> **Given task**: Restate each line word for word. Leave out every picture.
══════════════════════════════
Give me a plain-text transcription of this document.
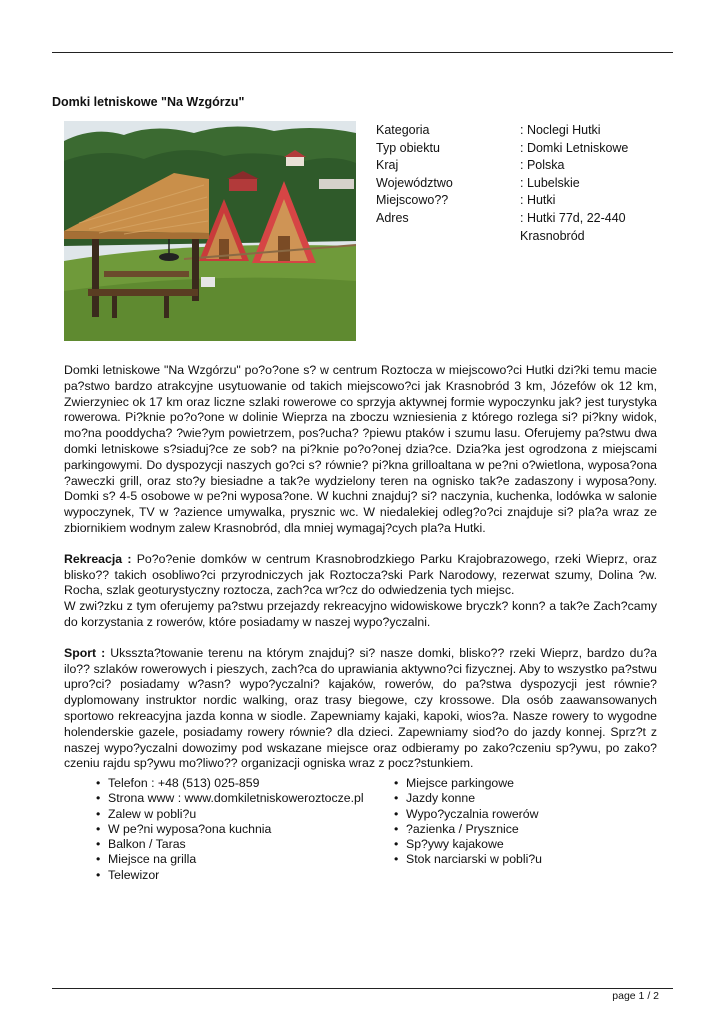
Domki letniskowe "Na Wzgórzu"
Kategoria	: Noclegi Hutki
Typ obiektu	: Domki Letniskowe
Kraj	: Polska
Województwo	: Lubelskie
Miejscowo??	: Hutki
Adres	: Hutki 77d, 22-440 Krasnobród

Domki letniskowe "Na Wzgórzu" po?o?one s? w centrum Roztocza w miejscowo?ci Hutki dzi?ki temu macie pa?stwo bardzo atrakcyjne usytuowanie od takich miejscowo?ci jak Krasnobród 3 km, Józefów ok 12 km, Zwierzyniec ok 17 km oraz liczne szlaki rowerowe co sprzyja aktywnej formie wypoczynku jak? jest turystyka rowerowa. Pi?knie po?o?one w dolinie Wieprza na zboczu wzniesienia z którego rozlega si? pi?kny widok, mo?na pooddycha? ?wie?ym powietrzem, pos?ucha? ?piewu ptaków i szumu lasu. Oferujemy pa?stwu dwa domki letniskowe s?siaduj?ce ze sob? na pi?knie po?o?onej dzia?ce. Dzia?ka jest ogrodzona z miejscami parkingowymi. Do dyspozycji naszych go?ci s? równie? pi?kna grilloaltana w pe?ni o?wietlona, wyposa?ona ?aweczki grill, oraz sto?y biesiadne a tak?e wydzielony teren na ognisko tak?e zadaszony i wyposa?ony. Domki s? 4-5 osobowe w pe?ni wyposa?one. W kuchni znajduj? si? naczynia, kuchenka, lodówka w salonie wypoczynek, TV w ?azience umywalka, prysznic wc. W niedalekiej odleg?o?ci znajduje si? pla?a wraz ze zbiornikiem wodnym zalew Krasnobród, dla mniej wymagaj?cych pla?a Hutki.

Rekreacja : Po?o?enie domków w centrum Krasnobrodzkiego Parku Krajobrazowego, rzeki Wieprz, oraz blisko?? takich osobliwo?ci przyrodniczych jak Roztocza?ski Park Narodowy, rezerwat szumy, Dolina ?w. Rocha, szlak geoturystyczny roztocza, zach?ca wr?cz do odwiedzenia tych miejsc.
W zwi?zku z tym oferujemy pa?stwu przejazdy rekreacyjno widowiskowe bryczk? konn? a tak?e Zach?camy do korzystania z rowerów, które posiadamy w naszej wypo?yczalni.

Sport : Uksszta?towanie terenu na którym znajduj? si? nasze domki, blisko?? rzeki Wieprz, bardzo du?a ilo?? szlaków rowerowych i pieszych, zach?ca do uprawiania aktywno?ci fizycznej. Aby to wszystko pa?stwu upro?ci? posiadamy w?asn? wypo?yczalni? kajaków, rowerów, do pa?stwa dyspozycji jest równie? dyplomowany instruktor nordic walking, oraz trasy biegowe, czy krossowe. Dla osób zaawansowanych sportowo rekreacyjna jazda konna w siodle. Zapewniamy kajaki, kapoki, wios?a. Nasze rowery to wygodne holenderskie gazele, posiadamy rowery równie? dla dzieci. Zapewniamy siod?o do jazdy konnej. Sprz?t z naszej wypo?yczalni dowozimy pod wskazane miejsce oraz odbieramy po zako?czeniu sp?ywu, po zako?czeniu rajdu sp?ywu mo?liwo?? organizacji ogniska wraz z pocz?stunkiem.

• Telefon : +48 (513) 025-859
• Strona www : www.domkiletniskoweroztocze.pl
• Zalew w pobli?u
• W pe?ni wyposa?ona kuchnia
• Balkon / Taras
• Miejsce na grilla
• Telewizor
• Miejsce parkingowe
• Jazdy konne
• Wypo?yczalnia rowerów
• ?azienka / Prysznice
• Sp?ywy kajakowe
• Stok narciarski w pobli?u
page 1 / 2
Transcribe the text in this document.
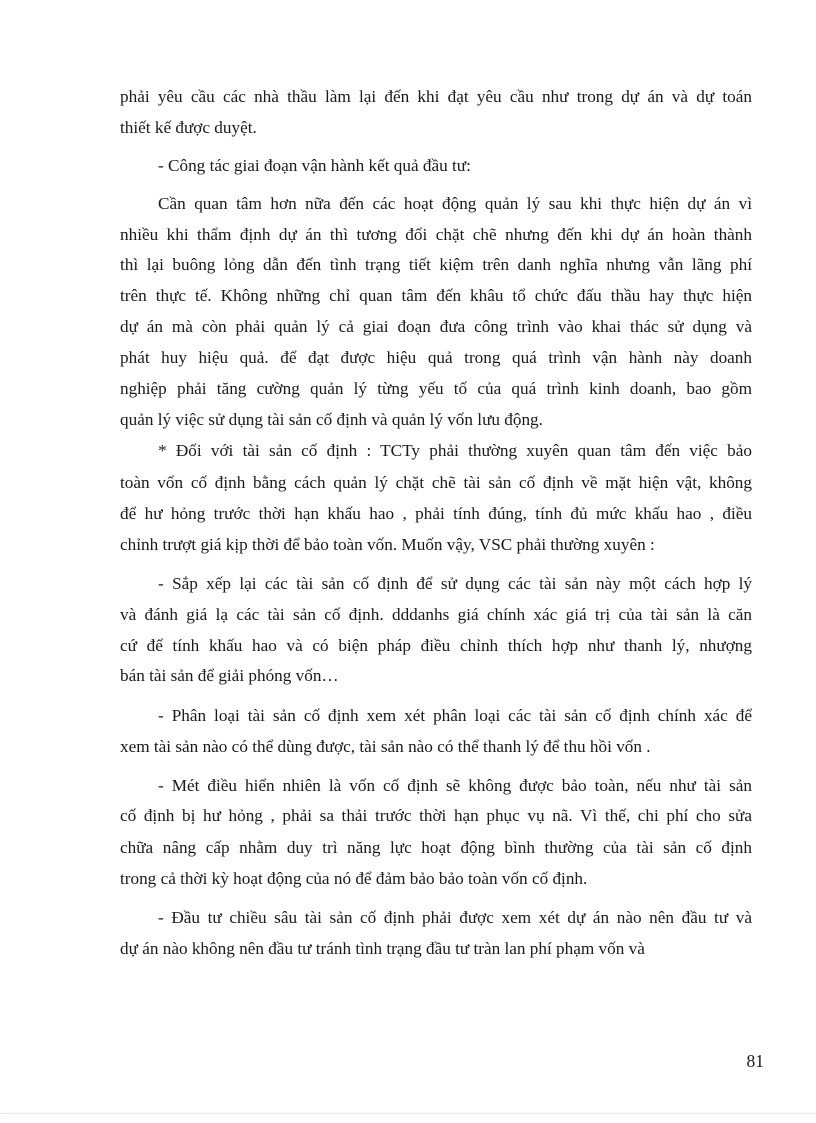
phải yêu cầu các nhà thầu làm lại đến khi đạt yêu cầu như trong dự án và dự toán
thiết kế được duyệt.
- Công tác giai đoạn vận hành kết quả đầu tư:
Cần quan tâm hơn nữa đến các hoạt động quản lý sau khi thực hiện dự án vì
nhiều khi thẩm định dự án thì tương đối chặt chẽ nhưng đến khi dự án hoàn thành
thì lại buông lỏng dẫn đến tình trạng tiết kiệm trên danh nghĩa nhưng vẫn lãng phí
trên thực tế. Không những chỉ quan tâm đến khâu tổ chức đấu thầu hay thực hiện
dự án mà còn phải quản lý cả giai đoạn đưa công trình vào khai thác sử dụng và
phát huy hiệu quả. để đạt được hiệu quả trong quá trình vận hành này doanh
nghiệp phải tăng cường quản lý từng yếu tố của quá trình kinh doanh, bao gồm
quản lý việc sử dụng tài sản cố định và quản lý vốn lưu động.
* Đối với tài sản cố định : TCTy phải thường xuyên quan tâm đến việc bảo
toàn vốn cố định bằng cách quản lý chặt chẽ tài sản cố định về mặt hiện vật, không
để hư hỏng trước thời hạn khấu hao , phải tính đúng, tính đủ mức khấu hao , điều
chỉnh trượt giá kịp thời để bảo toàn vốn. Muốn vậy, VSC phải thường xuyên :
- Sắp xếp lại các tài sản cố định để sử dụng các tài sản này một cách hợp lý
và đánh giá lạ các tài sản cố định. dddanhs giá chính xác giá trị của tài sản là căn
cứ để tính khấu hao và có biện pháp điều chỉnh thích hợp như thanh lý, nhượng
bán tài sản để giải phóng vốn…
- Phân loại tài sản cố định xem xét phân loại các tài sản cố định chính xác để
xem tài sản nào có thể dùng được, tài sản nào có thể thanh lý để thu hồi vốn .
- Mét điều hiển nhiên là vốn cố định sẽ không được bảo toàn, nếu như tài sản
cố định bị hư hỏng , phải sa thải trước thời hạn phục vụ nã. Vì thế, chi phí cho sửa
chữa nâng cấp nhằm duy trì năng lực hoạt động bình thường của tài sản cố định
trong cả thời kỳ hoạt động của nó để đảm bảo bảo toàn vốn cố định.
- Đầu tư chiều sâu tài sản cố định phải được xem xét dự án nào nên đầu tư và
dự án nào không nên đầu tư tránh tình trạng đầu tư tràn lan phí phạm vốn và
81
══════════════════════════════
> **Response**:
Give me a plain-text transcription of this document.
Domki letniskowe "Na Wzgórzu"
Kategoria	: Noclegi Hutki
Typ obiektu	: Domki Letniskowe
Kraj	: Polska
Województwo	: Lubelskie
Miejscowo??	: Hutki
Adres	: Hutki 77d, 22-440 Krasnobród

Domki letniskowe "Na Wzgórzu" po?o?one s? w centrum Roztocza w miejscowo?ci Hutki dzi?ki temu macie pa?stwo bardzo atrakcyjne usytuowanie od takich miejscowo?ci jak Krasnobród 3 km, Józefów ok 12 km, Zwierzyniec ok 17 km oraz liczne szlaki rowerowe co sprzyja aktywnej formie wypoczynku jak? jest turystyka rowerowa. Pi?knie po?o?one w dolinie Wieprza na zboczu wzniesienia z którego rozlega si? pi?kny widok, mo?na pooddycha? ?wie?ym powietrzem, pos?ucha? ?piewu ptaków i szumu lasu. Oferujemy pa?stwu dwa domki letniskowe s?siaduj?ce ze sob? na pi?knie po?o?onej dzia?ce. Dzia?ka jest ogrodzona z miejscami parkingowymi. Do dyspozycji naszych go?ci s? równie? pi?kna grilloaltana w pe?ni o?wietlona, wyposa?ona ?aweczki grill, oraz sto?y biesiadne a tak?e wydzielony teren na ognisko tak?e zadaszony i wyposa?ony. Domki s? 4-5 osobowe w pe?ni wyposa?one. W kuchni znajduj? si? naczynia, kuchenka, lodówka w salonie wypoczynek, TV w ?azience umywalka, prysznic wc. W niedalekiej odleg?o?ci znajduje si? pla?a wraz ze zbiornikiem wodnym zalew Krasnobród, dla mniej wymagaj?cych pla?a Hutki.

Rekreacja : Po?o?enie domków w centrum Krasnobrodzkiego Parku Krajobrazowego, rzeki Wieprz, oraz blisko?? takich osobliwo?ci przyrodniczych jak Roztocza?ski Park Narodowy, rezerwat szumy, Dolina ?w. Rocha, szlak geoturystyczny roztocza, zach?ca wr?cz do odwiedzenia tych miejsc.
W zwi?zku z tym oferujemy pa?stwu przejazdy rekreacyjno widowiskowe bryczk? konn? a tak?e Zach?camy do korzystania z rowerów, które posiadamy w naszej wypo?yczalni.

Sport : Uksszta?towanie terenu na którym znajduj? si? nasze domki, blisko?? rzeki Wieprz, bardzo du?a ilo?? szlaków rowerowych i pieszych, zach?ca do uprawiania aktywno?ci fizycznej. Aby to wszystko pa?stwu upro?ci? posiadamy w?asn? wypo?yczalni? kajaków, rowerów, do pa?stwa dyspozycji jest równie? dyplomowany instruktor nordic walking, oraz trasy biegowe, czy krossowe. Dla osób zaawansowanych sportowo rekreacyjna jazda konna w siodle. Zapewniamy kajaki, kapoki, wios?a. Nasze rowery to wygodne holenderskie gazele, posiadamy rowery równie? dla dzieci. Zapewniamy siod?o do jazdy konnej. Sprz?t z naszej wypo?yczalni dowozimy pod wskazane miejsce oraz odbieramy po zako?czeniu sp?ywu, po zako?czeniu rajdu sp?ywu mo?liwo?? organizacji ogniska wraz z pocz?stunkiem.

• Telefon : +48 (513) 025-859
• Strona www : www.domkiletniskoweroztocze.pl
• Zalew w pobli?u
• W pe?ni wyposa?ona kuchnia
• Balkon / Taras
• Miejsce na grilla
• Telewizor
• Miejsce parkingowe
• Jazdy konne
• Wypo?yczalnia rowerów
• ?azienka / Prysznice
• Sp?ywy kajakowe
• Stok narciarski w pobli?u
page 1 / 2
Transcribe the text in this document.
phải yêu cầu các nhà thầu làm lại đến khi đạt yêu cầu như trong dự án và dự toán
thiết kế được duyệt.
- Công tác giai đoạn vận hành kết quả đầu tư:
Cần quan tâm hơn nữa đến các hoạt động quản lý sau khi thực hiện dự án vì
nhiều khi thẩm định dự án thì tương đối chặt chẽ nhưng đến khi dự án hoàn thành
thì lại buông lỏng dẫn đến tình trạng tiết kiệm trên danh nghĩa nhưng vẫn lãng phí
trên thực tế. Không những chỉ quan tâm đến khâu tổ chức đấu thầu hay thực hiện
dự án mà còn phải quản lý cả giai đoạn đưa công trình vào khai thác sử dụng và
phát huy hiệu quả. để đạt được hiệu quả trong quá trình vận hành này doanh
nghiệp phải tăng cường quản lý từng yếu tố của quá trình kinh doanh, bao gồm
quản lý việc sử dụng tài sản cố định và quản lý vốn lưu động.
* Đối với tài sản cố định : TCTy phải thường xuyên quan tâm đến việc bảo
toàn vốn cố định bằng cách quản lý chặt chẽ tài sản cố định về mặt hiện vật, không
để hư hỏng trước thời hạn khấu hao , phải tính đúng, tính đủ mức khấu hao , điều
chỉnh trượt giá kịp thời để bảo toàn vốn. Muốn vậy, VSC phải thường xuyên :
- Sắp xếp lại các tài sản cố định để sử dụng các tài sản này một cách hợp lý
và đánh giá lạ các tài sản cố định. dddanhs giá chính xác giá trị của tài sản là căn
cứ để tính khấu hao và có biện pháp điều chỉnh thích hợp như thanh lý, nhượng
bán tài sản để giải phóng vốn…
- Phân loại tài sản cố định xem xét phân loại các tài sản cố định chính xác để
xem tài sản nào có thể dùng được, tài sản nào có thể thanh lý để thu hồi vốn .
- Mét điều hiển nhiên là vốn cố định sẽ không được bảo toàn, nếu như tài sản
cố định bị hư hỏng , phải sa thải trước thời hạn phục vụ nã. Vì thế, chi phí cho sửa
chữa nâng cấp nhằm duy trì năng lực hoạt động bình thường của tài sản cố định
trong cả thời kỳ hoạt động của nó để đảm bảo bảo toàn vốn cố định.
- Đầu tư chiều sâu tài sản cố định phải được xem xét dự án nào nên đầu tư và
dự án nào không nên đầu tư tránh tình trạng đầu tư tràn lan phí phạm vốn và
81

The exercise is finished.